* Requirement *
Check every line below for the word "Низинское" and copy each one that has it.

* Data extract *
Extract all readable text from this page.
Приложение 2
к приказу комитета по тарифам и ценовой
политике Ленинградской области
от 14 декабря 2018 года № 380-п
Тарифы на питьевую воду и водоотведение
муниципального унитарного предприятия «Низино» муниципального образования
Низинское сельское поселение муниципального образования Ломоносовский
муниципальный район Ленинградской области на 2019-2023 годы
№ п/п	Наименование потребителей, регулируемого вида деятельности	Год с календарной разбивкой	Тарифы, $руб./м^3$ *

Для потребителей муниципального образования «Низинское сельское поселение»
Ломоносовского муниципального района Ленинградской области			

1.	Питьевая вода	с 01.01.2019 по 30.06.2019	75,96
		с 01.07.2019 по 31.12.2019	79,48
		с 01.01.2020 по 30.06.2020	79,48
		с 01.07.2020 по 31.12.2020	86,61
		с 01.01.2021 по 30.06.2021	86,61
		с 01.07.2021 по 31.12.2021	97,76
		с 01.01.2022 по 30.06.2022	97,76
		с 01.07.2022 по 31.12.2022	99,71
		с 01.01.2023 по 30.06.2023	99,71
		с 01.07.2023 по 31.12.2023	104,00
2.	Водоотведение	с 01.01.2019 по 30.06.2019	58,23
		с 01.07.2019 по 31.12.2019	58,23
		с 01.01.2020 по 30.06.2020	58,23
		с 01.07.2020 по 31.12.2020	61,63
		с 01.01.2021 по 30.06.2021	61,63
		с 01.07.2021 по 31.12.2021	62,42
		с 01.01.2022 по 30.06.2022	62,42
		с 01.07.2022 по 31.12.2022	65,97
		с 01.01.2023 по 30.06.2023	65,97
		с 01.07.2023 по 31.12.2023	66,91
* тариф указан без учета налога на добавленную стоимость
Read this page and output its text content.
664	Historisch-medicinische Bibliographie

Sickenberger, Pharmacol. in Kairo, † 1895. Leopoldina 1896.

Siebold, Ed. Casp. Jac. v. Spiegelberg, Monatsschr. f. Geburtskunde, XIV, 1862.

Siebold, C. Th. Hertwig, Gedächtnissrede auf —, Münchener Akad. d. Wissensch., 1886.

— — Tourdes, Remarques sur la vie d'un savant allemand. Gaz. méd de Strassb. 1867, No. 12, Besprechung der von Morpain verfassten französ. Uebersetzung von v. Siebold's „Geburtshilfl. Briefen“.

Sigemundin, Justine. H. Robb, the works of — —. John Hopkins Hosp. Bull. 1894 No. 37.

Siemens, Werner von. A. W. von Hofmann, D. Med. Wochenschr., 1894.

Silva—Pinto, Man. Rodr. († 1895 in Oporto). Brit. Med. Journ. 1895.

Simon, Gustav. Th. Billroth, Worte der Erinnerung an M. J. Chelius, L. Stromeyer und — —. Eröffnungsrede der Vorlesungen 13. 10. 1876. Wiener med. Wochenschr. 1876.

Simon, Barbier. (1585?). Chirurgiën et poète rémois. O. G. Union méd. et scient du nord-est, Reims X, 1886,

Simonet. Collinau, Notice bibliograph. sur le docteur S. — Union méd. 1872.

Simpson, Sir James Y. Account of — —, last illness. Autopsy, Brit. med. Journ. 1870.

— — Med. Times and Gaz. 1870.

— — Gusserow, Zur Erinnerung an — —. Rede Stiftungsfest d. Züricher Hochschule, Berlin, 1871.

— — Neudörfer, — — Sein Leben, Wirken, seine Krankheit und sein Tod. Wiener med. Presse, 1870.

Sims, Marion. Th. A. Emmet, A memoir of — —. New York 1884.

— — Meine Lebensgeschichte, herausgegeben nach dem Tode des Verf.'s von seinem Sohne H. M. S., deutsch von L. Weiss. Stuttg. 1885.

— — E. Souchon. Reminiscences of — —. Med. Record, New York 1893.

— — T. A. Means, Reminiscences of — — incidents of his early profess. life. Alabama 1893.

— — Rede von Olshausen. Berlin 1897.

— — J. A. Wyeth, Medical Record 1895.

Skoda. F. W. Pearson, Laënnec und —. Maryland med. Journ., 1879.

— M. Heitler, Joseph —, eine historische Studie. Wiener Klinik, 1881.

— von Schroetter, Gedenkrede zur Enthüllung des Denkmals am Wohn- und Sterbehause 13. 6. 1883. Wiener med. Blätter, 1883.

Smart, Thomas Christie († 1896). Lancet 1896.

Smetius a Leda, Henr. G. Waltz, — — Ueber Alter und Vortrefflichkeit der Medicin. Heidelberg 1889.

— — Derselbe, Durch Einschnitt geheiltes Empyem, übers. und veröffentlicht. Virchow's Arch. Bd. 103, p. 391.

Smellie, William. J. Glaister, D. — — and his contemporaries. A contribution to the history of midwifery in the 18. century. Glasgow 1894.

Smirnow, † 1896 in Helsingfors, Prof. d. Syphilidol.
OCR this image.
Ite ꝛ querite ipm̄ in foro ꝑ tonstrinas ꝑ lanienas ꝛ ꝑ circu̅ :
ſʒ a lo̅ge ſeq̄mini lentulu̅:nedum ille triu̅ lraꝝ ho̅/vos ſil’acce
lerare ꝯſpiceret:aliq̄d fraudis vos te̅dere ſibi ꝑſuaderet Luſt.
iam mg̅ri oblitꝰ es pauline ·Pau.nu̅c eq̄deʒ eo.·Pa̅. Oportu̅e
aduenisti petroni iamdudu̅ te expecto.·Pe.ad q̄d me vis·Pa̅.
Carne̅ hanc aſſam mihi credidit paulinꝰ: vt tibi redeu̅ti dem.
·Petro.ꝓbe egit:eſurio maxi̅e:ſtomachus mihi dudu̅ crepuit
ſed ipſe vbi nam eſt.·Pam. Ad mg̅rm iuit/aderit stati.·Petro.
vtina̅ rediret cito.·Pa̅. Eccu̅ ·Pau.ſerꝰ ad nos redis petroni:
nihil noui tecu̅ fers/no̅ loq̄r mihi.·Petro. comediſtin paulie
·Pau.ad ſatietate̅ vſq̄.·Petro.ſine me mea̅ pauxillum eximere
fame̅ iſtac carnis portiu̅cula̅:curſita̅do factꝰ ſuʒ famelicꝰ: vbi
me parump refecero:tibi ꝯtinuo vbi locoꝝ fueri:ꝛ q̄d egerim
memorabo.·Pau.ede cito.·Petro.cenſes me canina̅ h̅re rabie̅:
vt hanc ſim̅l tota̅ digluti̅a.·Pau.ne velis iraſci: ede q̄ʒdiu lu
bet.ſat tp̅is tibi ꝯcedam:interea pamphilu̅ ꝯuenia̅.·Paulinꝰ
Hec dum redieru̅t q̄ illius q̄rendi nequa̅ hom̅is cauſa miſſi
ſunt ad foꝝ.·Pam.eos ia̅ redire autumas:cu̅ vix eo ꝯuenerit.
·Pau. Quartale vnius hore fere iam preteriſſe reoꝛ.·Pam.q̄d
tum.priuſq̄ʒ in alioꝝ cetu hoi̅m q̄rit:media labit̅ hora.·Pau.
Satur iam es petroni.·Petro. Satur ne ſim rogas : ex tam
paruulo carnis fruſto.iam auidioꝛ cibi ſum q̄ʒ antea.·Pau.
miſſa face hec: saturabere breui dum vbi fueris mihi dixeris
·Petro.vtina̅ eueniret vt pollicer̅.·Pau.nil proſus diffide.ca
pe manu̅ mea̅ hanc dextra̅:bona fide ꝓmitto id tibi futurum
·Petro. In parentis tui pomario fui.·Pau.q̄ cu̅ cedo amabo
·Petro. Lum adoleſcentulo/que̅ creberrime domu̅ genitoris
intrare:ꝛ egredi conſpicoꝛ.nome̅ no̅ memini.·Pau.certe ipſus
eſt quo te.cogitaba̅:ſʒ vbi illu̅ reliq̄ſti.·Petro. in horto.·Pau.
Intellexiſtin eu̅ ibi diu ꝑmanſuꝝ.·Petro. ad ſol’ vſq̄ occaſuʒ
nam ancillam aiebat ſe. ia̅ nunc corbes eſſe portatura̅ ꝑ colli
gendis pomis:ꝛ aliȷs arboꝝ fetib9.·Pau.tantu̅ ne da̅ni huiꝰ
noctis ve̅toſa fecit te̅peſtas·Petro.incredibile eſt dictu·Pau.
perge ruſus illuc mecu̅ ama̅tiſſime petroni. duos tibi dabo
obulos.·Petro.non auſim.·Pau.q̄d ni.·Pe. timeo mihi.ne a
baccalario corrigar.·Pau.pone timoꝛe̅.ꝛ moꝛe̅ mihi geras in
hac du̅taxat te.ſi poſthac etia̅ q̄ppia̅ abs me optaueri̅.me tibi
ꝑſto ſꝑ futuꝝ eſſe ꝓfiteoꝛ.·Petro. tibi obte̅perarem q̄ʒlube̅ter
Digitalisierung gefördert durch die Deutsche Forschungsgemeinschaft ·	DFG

* Solution *
Низинское сельское поселение муниципального образования Ломоносовский
Для потребителей муниципального образования «Низинское сельское поселение»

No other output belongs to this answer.